— BEGIN Provided records —
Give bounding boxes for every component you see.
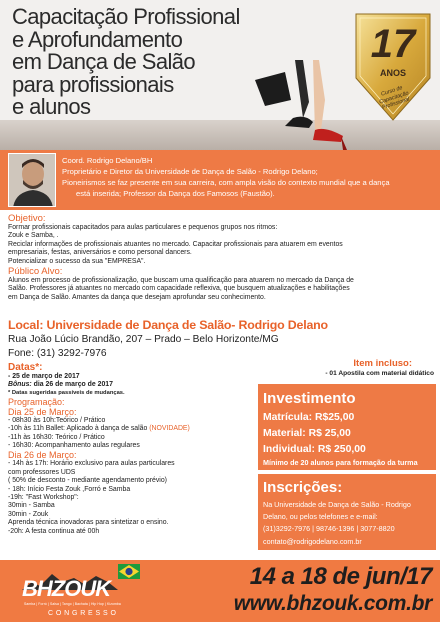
location-title: Local: Universidade de Dança de Salão- Rodrigo Delano xyxy=(8,318,328,332)
objective-line: Potencializar o sucesso da sua "EMPRESA". xyxy=(8,257,146,265)
title-line: para profissionais xyxy=(12,71,174,97)
novidade-tag: (NOVIDADE) xyxy=(147,425,190,433)
coordinator-info xyxy=(62,155,434,199)
anniversary-badge xyxy=(352,8,434,126)
audience-line: Salão. Professores já atuantes no mercado com capacidade reflexiva, que busquem atualizações e habilitações xyxy=(8,285,350,293)
schedule-section xyxy=(8,362,258,536)
price-row: Material: R$ 25,00 xyxy=(263,428,351,439)
coordinator-photo xyxy=(8,153,56,207)
day1-heading: Dia 25 de Março: xyxy=(8,406,77,417)
objective-line: Zouk e Samba, . xyxy=(8,232,59,240)
title-line: e alunos xyxy=(12,94,91,119)
coordinator-line: está inserida; Professor da Dança dos Famosos (Faustão). xyxy=(76,189,275,198)
audience-heading: Público Alvo: xyxy=(8,266,63,278)
included-item xyxy=(262,358,434,378)
objective-section xyxy=(8,213,434,302)
schedule-item xyxy=(8,425,258,433)
registration-line: Delano, ou pelos telefones e e-mail: xyxy=(263,512,378,522)
schedule-item: - 08h30 às 10h:Teórico / Prático xyxy=(8,416,106,424)
dates-note: * Datas sugeridas passíveis de mudanças. xyxy=(8,389,125,396)
logo-subtitle: CONGRESSO xyxy=(48,610,119,617)
registration-email[interactable]: contato@rodrigodelano.com.br xyxy=(263,536,362,546)
schedule-item: com professores UDS xyxy=(8,468,76,476)
logo-rhythms: Samba | Forró | Salsa | Tango | Bachata | Hip Hop | Kizomba xyxy=(24,602,121,606)
schedule-item: Aprenda técnica inovadoras para sintetizar o ensino. xyxy=(8,519,169,527)
location-section xyxy=(8,318,434,360)
investment-note: Mínimo de 20 alunos para formação da turma xyxy=(263,458,418,467)
schedule-item: 30min - Zouk xyxy=(8,510,49,518)
day2-heading: Dia 26 de Março: xyxy=(8,450,77,461)
badge-number: 17 xyxy=(370,22,416,66)
dates-heading: Datas*: xyxy=(8,362,43,373)
event-url[interactable]: www.bhzouk.com.br xyxy=(233,592,432,615)
bhzouk-logo xyxy=(22,560,144,622)
objective-line: empresariais, festas, aniversários e como personal dancers. xyxy=(8,249,192,257)
bonus-label: Bônus: xyxy=(8,381,32,389)
investment-heading: Investimento xyxy=(263,390,356,407)
price-row: Individual: R$ 250,00 xyxy=(263,444,366,455)
audience-line: em Dança de Salão. Amantes da dança que desejam aprofundar seu conhecimento. xyxy=(8,293,266,301)
schedule-item: - 16h30: Acompanhamento aulas regulares xyxy=(8,442,140,450)
badge-subtitle: Curso de Capacitação Profissional xyxy=(378,85,411,111)
title-line: em Dança de Salão xyxy=(12,49,196,74)
location-address: Rua João Lúcio Brandão, 207 – Prado – Belo Horizonte/MG xyxy=(8,334,279,345)
audience-line: Alunos em processo de profissionalização, que buscam uma qualificação para atuarem no mercado da Dança de xyxy=(8,277,354,285)
investment-box xyxy=(258,384,436,470)
included-heading: Item incluso: xyxy=(353,358,412,369)
schedule-item: -19h: "Fast Workshop": xyxy=(8,494,79,502)
coordinator-line: Coord. Rodrigo Delano/BH xyxy=(62,156,153,165)
schedule-item: ( 50% de desconto - mediante agendamento prévio) xyxy=(8,477,167,485)
registration-phones: (31)3292-7976 | 98746-1396 | 3077-8820 xyxy=(263,524,395,534)
included-text: - 01 Apostila com material didático xyxy=(325,370,434,377)
coordinator-band xyxy=(0,150,440,210)
registration-line: Na Universidade de Dança de Salão - Rodrigo xyxy=(263,500,411,509)
schedule-item-text: -10h às 11h Ballet: Aplicado à dança de salão xyxy=(8,425,148,433)
badge-label: ANOS xyxy=(379,68,406,78)
logo-text: BHZOUK xyxy=(22,576,111,601)
coordinator-portrait xyxy=(9,154,56,207)
schedule-item: - 14h às 17h: Horário exclusivo para aulas particulares xyxy=(8,460,175,468)
schedule-item: -11h às 16h30: Teórico / Prático xyxy=(8,433,105,441)
page-title xyxy=(12,6,332,119)
registration-box xyxy=(258,474,436,550)
program-heading: Programação: xyxy=(8,396,65,407)
objective-line: Formar profissionais capacitados para aulas particulares e pequenos grupos nos ritmos: xyxy=(8,224,278,231)
schedule-item: - 18h: Início Festa Zouk ,Forró e Samba xyxy=(8,485,131,493)
objective-line: Reciclar informações de profissionais atuantes no mercado. Capacitar profissionais para atuarem em eventos xyxy=(8,240,343,248)
date-main: - 25 de março de 2017 xyxy=(8,373,80,380)
location-phone: Fone: (31) 3292-7976 xyxy=(8,347,107,359)
schedule-item: -20h: A festa continua até 00h xyxy=(8,527,100,535)
title-line: Capacitação Profissional xyxy=(12,4,240,29)
event-dates: 14 a 18 de jun/17 xyxy=(249,563,432,590)
schedule-item: 30min - Samba xyxy=(8,502,55,510)
bonus-value: dia 26 de março de 2017 xyxy=(31,381,113,389)
title-line: e Aprofundamento xyxy=(12,26,183,52)
objective-heading: Objetivo: xyxy=(8,213,46,224)
header-banner xyxy=(0,0,440,150)
coordinator-line: Proprietário e Diretor da Universidade de Dança de Salão - Rodrigo Delano; xyxy=(62,167,318,176)
registration-heading: Inscrições: xyxy=(263,479,343,496)
footer-banner xyxy=(0,560,440,622)
coordinator-line: Pioneirismos se faz presente em sua carreira, com ampla visão do contexto mundial que a dança xyxy=(62,178,390,187)
price-row: Matrícula: R$25,00 xyxy=(263,412,355,423)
— END Provided records —
Copy every line of the items above word for word, leaving out the pictures.

Complete response.
Give bounding boxes for every component you see.
location-title: Local: Universidade de Dança de Salão- Rodrigo Delano xyxy=(8,318,328,332)
objective-line: Potencializar o sucesso da sua "EMPRESA". xyxy=(8,257,146,265)
title-line: para profissionais xyxy=(12,71,174,97)
novidade-tag: (NOVIDADE) xyxy=(147,425,190,433)
coordinator-info xyxy=(62,155,434,199)
anniversary-badge xyxy=(352,8,434,126)
audience-line: Salão. Professores já atuantes no mercado com capacidade reflexiva, que busquem atualizações e habilitações xyxy=(8,285,350,293)
schedule-section xyxy=(8,362,258,536)
price-row: Material: R$ 25,00 xyxy=(263,428,351,439)
coordinator-photo xyxy=(8,153,56,207)
day1-heading: Dia 25 de Março: xyxy=(8,406,77,417)
objective-line: Zouk e Samba, . xyxy=(8,232,59,240)
title-line: e alunos xyxy=(12,94,91,119)
coordinator-line: está inserida; Professor da Dança dos Famosos (Faustão). xyxy=(76,189,275,198)
audience-heading: Público Alvo: xyxy=(8,266,63,278)
included-item xyxy=(262,358,434,378)
objective-section xyxy=(8,213,434,302)
schedule-item xyxy=(8,425,258,433)
registration-line: Delano, ou pelos telefones e e-mail: xyxy=(263,512,378,522)
schedule-item: - 08h30 às 10h:Teórico / Prático xyxy=(8,416,106,424)
dates-note: * Datas sugeridas passíveis de mudanças. xyxy=(8,389,125,396)
logo-subtitle: CONGRESSO xyxy=(48,610,119,617)
registration-email[interactable]: contato@rodrigodelano.com.br xyxy=(263,536,362,546)
schedule-item: com professores UDS xyxy=(8,468,76,476)
logo-rhythms: Samba | Forró | Salsa | Tango | Bachata | Hip Hop | Kizomba xyxy=(24,602,121,606)
schedule-item: Aprenda técnica inovadoras para sintetizar o ensino. xyxy=(8,519,169,527)
location-section xyxy=(8,318,434,360)
investment-note: Mínimo de 20 alunos para formação da turma xyxy=(263,458,418,467)
schedule-item: 30min - Zouk xyxy=(8,510,49,518)
day2-heading: Dia 26 de Março: xyxy=(8,450,77,461)
badge-number: 17 xyxy=(370,22,416,66)
dates-heading: Datas*: xyxy=(8,362,43,373)
event-url[interactable]: www.bhzouk.com.br xyxy=(233,592,432,615)
bhzouk-logo xyxy=(22,560,144,622)
objective-line: empresariais, festas, aniversários e como personal dancers. xyxy=(8,249,192,257)
bonus-label: Bônus: xyxy=(8,381,32,389)
investment-heading: Investimento xyxy=(263,390,356,407)
price-row: Individual: R$ 250,00 xyxy=(263,444,366,455)
audience-line: em Dança de Salão. Amantes da dança que desejam aprofundar seu conhecimento. xyxy=(8,293,266,301)
schedule-item: - 16h30: Acompanhamento aulas regulares xyxy=(8,442,140,450)
badge-subtitle: Curso de Capacitação Profissional xyxy=(378,85,411,111)
title-line: em Dança de Salão xyxy=(12,49,196,74)
location-address: Rua João Lúcio Brandão, 207 – Prado – Belo Horizonte/MG xyxy=(8,334,279,345)
audience-line: Alunos em processo de profissionalização, que buscam uma qualificação para atuarem no mercado da Dança de xyxy=(8,277,354,285)
investment-box xyxy=(258,384,436,470)
included-heading: Item incluso: xyxy=(353,358,412,369)
schedule-item: -19h: "Fast Workshop": xyxy=(8,494,79,502)
coordinator-line: Coord. Rodrigo Delano/BH xyxy=(62,156,153,165)
schedule-item: ( 50% de desconto - mediante agendamento prévio) xyxy=(8,477,167,485)
registration-phones: (31)3292-7976 | 98746-1396 | 3077-8820 xyxy=(263,524,395,534)
included-text: - 01 Apostila com material didático xyxy=(325,370,434,377)
coordinator-band xyxy=(0,150,440,210)
registration-line: Na Universidade de Dança de Salão - Rodrigo xyxy=(263,500,411,509)
schedule-item-text: -10h às 11h Ballet: Aplicado à dança de salão xyxy=(8,425,148,433)
badge-label: ANOS xyxy=(379,68,406,78)
logo-text: BHZOUK xyxy=(22,576,111,601)
coordinator-portrait xyxy=(9,154,56,207)
schedule-item: - 14h às 17h: Horário exclusivo para aulas particulares xyxy=(8,460,175,468)
schedule-item: -11h às 16h30: Teórico / Prático xyxy=(8,433,105,441)
page-title xyxy=(12,6,332,119)
registration-box xyxy=(258,474,436,550)
program-heading: Programação: xyxy=(8,396,65,407)
objective-line: Formar profissionais capacitados para aulas particulares e pequenos grupos nos ritmos: xyxy=(8,224,278,231)
schedule-item: - 18h: Início Festa Zouk ,Forró e Samba xyxy=(8,485,131,493)
objective-line: Reciclar informações de profissionais atuantes no mercado. Capacitar profissionais para atuarem em eventos xyxy=(8,240,343,248)
date-main: - 25 de março de 2017 xyxy=(8,373,80,380)
location-phone: Fone: (31) 3292-7976 xyxy=(8,347,107,359)
schedule-item: -20h: A festa continua até 00h xyxy=(8,527,100,535)
title-line: Capacitação Profissional xyxy=(12,4,240,29)
event-dates: 14 a 18 de jun/17 xyxy=(249,563,432,590)
schedule-item: 30min - Samba xyxy=(8,502,55,510)
bonus-value: dia 26 de março de 2017 xyxy=(31,381,113,389)
title-line: e Aprofundamento xyxy=(12,26,183,52)
objective-heading: Objetivo: xyxy=(8,213,46,224)
header-banner xyxy=(0,0,440,150)
coordinator-line: Proprietário e Diretor da Universidade de Dança de Salão - Rodrigo Delano; xyxy=(62,167,318,176)
registration-heading: Inscrições: xyxy=(263,479,343,496)
footer-banner xyxy=(0,560,440,622)
coordinator-line: Pioneirismos se faz presente em sua carreira, com ampla visão do contexto mundial que a dança xyxy=(62,178,390,187)
price-row: Matrícula: R$25,00 xyxy=(263,412,355,423)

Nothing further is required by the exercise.